The problem
Send back the records in full, character for character.
═══ Records provided
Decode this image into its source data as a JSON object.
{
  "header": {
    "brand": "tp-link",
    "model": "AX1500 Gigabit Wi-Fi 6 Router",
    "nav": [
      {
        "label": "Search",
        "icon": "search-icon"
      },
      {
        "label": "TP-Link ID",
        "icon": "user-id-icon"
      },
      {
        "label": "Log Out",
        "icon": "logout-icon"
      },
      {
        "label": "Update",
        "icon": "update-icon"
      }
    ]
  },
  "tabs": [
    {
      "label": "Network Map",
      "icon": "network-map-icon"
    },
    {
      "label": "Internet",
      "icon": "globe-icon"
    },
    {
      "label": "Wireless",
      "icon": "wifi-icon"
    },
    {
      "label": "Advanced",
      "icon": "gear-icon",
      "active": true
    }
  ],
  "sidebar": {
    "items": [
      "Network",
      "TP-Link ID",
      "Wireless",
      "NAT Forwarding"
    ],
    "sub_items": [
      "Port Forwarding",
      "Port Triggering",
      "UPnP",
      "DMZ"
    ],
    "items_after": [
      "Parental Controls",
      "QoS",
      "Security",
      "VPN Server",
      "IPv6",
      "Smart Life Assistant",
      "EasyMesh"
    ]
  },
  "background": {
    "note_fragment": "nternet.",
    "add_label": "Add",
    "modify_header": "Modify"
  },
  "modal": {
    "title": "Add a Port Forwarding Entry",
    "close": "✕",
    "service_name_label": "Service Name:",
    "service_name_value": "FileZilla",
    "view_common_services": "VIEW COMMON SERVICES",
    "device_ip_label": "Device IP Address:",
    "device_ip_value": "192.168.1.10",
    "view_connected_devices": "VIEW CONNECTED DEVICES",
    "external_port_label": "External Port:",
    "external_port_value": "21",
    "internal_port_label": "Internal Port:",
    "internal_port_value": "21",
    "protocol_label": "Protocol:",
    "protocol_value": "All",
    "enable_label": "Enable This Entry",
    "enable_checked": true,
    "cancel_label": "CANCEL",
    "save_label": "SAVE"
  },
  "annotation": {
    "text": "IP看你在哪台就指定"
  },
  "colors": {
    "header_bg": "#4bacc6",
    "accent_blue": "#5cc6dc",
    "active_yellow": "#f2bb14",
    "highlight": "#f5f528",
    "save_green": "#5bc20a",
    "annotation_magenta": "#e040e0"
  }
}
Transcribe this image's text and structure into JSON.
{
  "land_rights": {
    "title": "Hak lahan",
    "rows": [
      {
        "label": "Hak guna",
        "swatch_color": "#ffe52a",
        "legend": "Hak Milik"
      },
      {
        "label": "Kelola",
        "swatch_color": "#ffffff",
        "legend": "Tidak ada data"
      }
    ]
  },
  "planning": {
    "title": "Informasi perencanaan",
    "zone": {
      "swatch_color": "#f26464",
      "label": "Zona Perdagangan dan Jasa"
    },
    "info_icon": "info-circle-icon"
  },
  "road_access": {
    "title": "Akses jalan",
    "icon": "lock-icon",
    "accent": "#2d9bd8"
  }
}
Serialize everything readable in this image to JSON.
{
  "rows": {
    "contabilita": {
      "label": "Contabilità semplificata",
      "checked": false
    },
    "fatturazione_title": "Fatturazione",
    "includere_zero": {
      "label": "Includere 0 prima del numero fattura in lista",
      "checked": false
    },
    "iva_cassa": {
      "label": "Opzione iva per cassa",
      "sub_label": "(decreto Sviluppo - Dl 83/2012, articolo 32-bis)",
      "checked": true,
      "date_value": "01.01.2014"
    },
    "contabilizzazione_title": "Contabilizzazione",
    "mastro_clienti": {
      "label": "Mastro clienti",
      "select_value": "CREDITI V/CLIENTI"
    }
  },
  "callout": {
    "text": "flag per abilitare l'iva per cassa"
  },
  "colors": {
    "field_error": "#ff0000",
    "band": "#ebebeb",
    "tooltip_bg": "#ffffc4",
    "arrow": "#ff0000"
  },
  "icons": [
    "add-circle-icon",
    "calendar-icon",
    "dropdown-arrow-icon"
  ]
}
══════
Task solution
Decode this image into its source data as a JSON object.
{
  "header": {
    "brand": "tp-link",
    "model": "AX1500 Gigabit Wi-Fi 6 Router",
    "nav": [
      {
        "label": "Search",
        "icon": "search-icon"
      },
      {
        "label": "TP-Link ID",
        "icon": "user-id-icon"
      },
      {
        "label": "Log Out",
        "icon": "logout-icon"
      },
      {
        "label": "Update",
        "icon": "update-icon"
      }
    ]
  },
  "tabs": [
    {
      "label": "Network Map",
      "icon": "network-map-icon"
    },
    {
      "label": "Internet",
      "icon": "globe-icon"
    },
    {
      "label": "Wireless",
      "icon": "wifi-icon"
    },
    {
      "label": "Advanced",
      "icon": "gear-icon",
      "active": true
    }
  ],
  "sidebar": {
    "items": [
      "Network",
      "TP-Link ID",
      "Wireless",
      "NAT Forwarding"
    ],
    "sub_items": [
      "Port Forwarding",
      "Port Triggering",
      "UPnP",
      "DMZ"
    ],
    "items_after": [
      "Parental Controls",
      "QoS",
      "Security",
      "VPN Server",
      "IPv6",
      "Smart Life Assistant",
      "EasyMesh"
    ]
  },
  "background": {
    "note_fragment": "nternet.",
    "add_label": "Add",
    "modify_header": "Modify"
  },
  "modal": {
    "title": "Add a Port Forwarding Entry",
    "close": "✕",
    "service_name_label": "Service Name:",
    "service_name_value": "FileZilla",
    "view_common_services": "VIEW COMMON SERVICES",
    "device_ip_label": "Device IP Address:",
    "device_ip_value": "192.168.1.10",
    "view_connected_devices": "VIEW CONNECTED DEVICES",
    "external_port_label": "External Port:",
    "external_port_value": "21",
    "internal_port_label": "Internal Port:",
    "internal_port_value": "21",
    "protocol_label": "Protocol:",
    "protocol_value": "All",
    "enable_label": "Enable This Entry",
    "enable_checked": true,
    "cancel_label": "CANCEL",
    "save_label": "SAVE"
  },
  "annotation": {
    "text": "IP看你在哪台就指定"
  },
  "colors": {
    "header_bg": "#4bacc6",
    "accent_blue": "#5cc6dc",
    "active_yellow": "#f2bb14",
    "highlight": "#f5f528",
    "save_green": "#5bc20a",
    "annotation_magenta": "#e040e0"
  }
}
Transcribe this image's text and structure into JSON.
{
  "land_rights": {
    "title": "Hak lahan",
    "rows": [
      {
        "label": "Hak guna",
        "swatch_color": "#ffe52a",
        "legend": "Hak Milik"
      },
      {
        "label": "Kelola",
        "swatch_color": "#ffffff",
        "legend": "Tidak ada data"
      }
    ]
  },
  "planning": {
    "title": "Informasi perencanaan",
    "zone": {
      "swatch_color": "#f26464",
      "label": "Zona Perdagangan dan Jasa"
    },
    "info_icon": "info-circle-icon"
  },
  "road_access": {
    "title": "Akses jalan",
    "icon": "lock-icon",
    "accent": "#2d9bd8"
  }
}
Serialize everything readable in this image to JSON.
{
  "rows": {
    "contabilita": {
      "label": "Contabilità semplificata",
      "checked": false
    },
    "fatturazione_title": "Fatturazione",
    "includere_zero": {
      "label": "Includere 0 prima del numero fattura in lista",
      "checked": false
    },
    "iva_cassa": {
      "label": "Opzione iva per cassa",
      "sub_label": "(decreto Sviluppo - Dl 83/2012, articolo 32-bis)",
      "checked": true,
      "date_value": "01.01.2014"
    },
    "contabilizzazione_title": "Contabilizzazione",
    "mastro_clienti": {
      "label": "Mastro clienti",
      "select_value": "CREDITI V/CLIENTI"
    }
  },
  "callout": {
    "text": "flag per abilitare l'iva per cassa"
  },
  "colors": {
    "field_error": "#ff0000",
    "band": "#ebebeb",
    "tooltip_bg": "#ffffc4",
    "arrow": "#ff0000"
  },
  "icons": [
    "add-circle-icon",
    "calendar-icon",
    "dropdown-arrow-icon"
  ]
}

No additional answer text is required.